##### The data #####
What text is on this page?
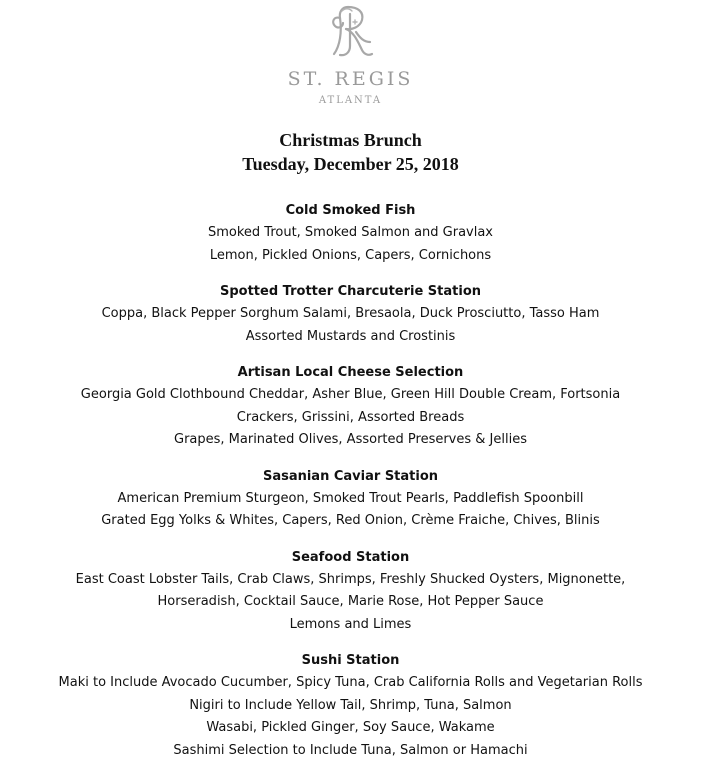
ST. REGIS
ATLANTA
Christmas Brunch
Tuesday, December 25, 2018
Cold Smoked Fish
Smoked Trout, Smoked Salmon and Gravlax
Lemon, Pickled Onions, Capers, Cornichons
Spotted Trotter Charcuterie Station
Coppa, Black Pepper Sorghum Salami, Bresaola, Duck Prosciutto, Tasso Ham
Assorted Mustards and Crostinis
Artisan Local Cheese Selection
Georgia Gold Clothbound Cheddar, Asher Blue, Green Hill Double Cream, Fortsonia
Crackers, Grissini, Assorted Breads
Grapes, Marinated Olives, Assorted Preserves & Jellies
Sasanian Caviar Station
American Premium Sturgeon, Smoked Trout Pearls, Paddlefish Spoonbill
Grated Egg Yolks & Whites, Capers, Red Onion, Crème Fraiche, Chives, Blinis
Seafood Station
East Coast Lobster Tails, Crab Claws, Shrimps, Freshly Shucked Oysters, Mignonette,
Horseradish, Cocktail Sauce, Marie Rose, Hot Pepper Sauce
Lemons and Limes
Sushi Station
Maki to Include Avocado Cucumber, Spicy Tuna, Crab California Rolls and Vegetarian Rolls
Nigiri to Include Yellow Tail, Shrimp, Tuna, Salmon
Wasabi, Pickled Ginger, Soy Sauce, Wakame
Sashimi Selection to Include Tuna, Salmon or Hamachi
#####
- _Given task_
Pictures don't belong in the copy. Transcribe every record exactly as it appears.

- _Solution to this exercise_
What text is on this page?
ST. REGIS
ATLANTA
Christmas Brunch
Tuesday, December 25, 2018
Cold Smoked Fish
Smoked Trout, Smoked Salmon and Gravlax
Lemon, Pickled Onions, Capers, Cornichons
Spotted Trotter Charcuterie Station
Coppa, Black Pepper Sorghum Salami, Bresaola, Duck Prosciutto, Tasso Ham
Assorted Mustards and Crostinis
Artisan Local Cheese Selection
Georgia Gold Clothbound Cheddar, Asher Blue, Green Hill Double Cream, Fortsonia
Crackers, Grissini, Assorted Breads
Grapes, Marinated Olives, Assorted Preserves & Jellies
Sasanian Caviar Station
American Premium Sturgeon, Smoked Trout Pearls, Paddlefish Spoonbill
Grated Egg Yolks & Whites, Capers, Red Onion, Crème Fraiche, Chives, Blinis
Seafood Station
East Coast Lobster Tails, Crab Claws, Shrimps, Freshly Shucked Oysters, Mignonette,
Horseradish, Cocktail Sauce, Marie Rose, Hot Pepper Sauce
Lemons and Limes
Sushi Station
Maki to Include Avocado Cucumber, Spicy Tuna, Crab California Rolls and Vegetarian Rolls
Nigiri to Include Yellow Tail, Shrimp, Tuna, Salmon
Wasabi, Pickled Ginger, Soy Sauce, Wakame
Sashimi Selection to Include Tuna, Salmon or Hamachi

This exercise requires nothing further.